* _Written problem_
Copy the data exactly; pictures stay out of the copy.

* _Data to process_
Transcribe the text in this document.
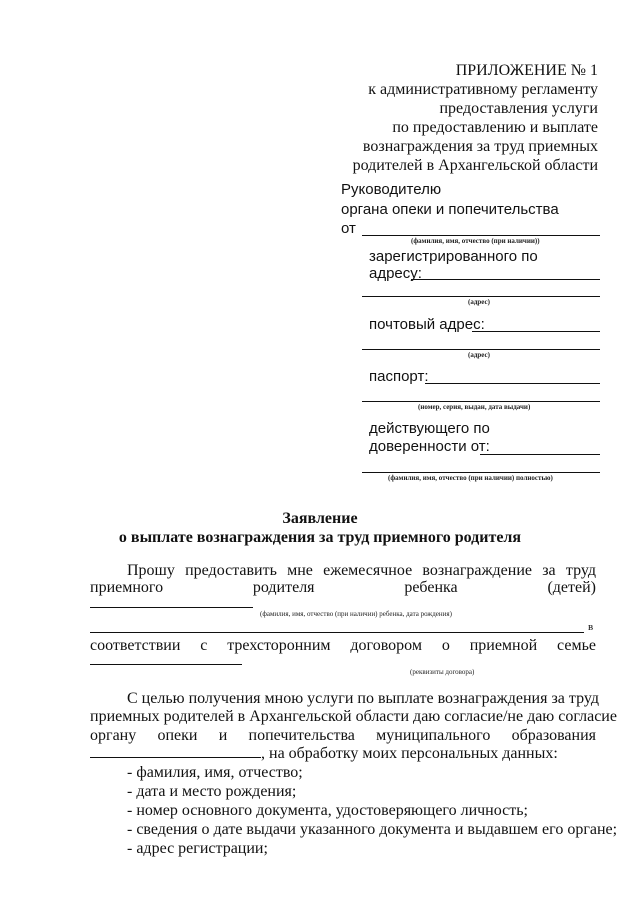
ПРИЛОЖЕНИЕ № 1
к административному регламенту
предоставления услуги
по предоставлению и выплате
вознаграждения за труд приемных
родителей в Архангельской области
Руководителю
органа опеки и попечительства
от
(фамилия, имя, отчество (при наличии))
зарегистрированного по
адресу:
(адрес)
почтовый адрес:
(адрес)
паспорт:
(номер, серия, выдан, дата выдачи)
действующего по
доверенности от:
(фамилия, имя, отчество (при наличии) полностью)
Заявление
о выплате вознаграждения за труд приемного родителя
Прошу предоставить мне ежемесячное вознаграждение за труд
приемного	родителя	ребенка	(детей)
(фамилия, имя, отчество (при наличии) ребенка, дата рождения)
в
соответствии с трехсторонним договором о приемной семье
(реквизиты договора)
С целью получения мною услуги по выплате вознаграждения за труд
приемных родителей в Архангельской области даю согласие/не даю согласие
органу опеки и попечительства муниципального образования
, на обработку моих персональных данных:
- фамилия, имя, отчество;
- дата и место рождения;
- номер основного документа, удостоверяющего личность;
- сведения о дате выдачи указанного документа и выдавшем его органе;
- адрес регистрации;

* _Complete response_
Transcribe the text in this document.
ПРИЛОЖЕНИЕ № 1
к административному регламенту
предоставления услуги
по предоставлению и выплате
вознаграждения за труд приемных
родителей в Архангельской области
Руководителю
органа опеки и попечительства
от
(фамилия, имя, отчество (при наличии))
зарегистрированного по
адресу:
(адрес)
почтовый адрес:
(адрес)
паспорт:
(номер, серия, выдан, дата выдачи)
действующего по
доверенности от:
(фамилия, имя, отчество (при наличии) полностью)
Заявление
о выплате вознаграждения за труд приемного родителя
Прошу предоставить мне ежемесячное вознаграждение за труд
приемного	родителя	ребенка	(детей)
(фамилия, имя, отчество (при наличии) ребенка, дата рождения)
в
соответствии с трехсторонним договором о приемной семье
(реквизиты договора)
С целью получения мною услуги по выплате вознаграждения за труд
приемных родителей в Архангельской области даю согласие/не даю согласие
органу опеки и попечительства муниципального образования
, на обработку моих персональных данных:
- фамилия, имя, отчество;
- дата и место рождения;
- номер основного документа, удостоверяющего личность;
- сведения о дате выдачи указанного документа и выдавшем его органе;
- адрес регистрации;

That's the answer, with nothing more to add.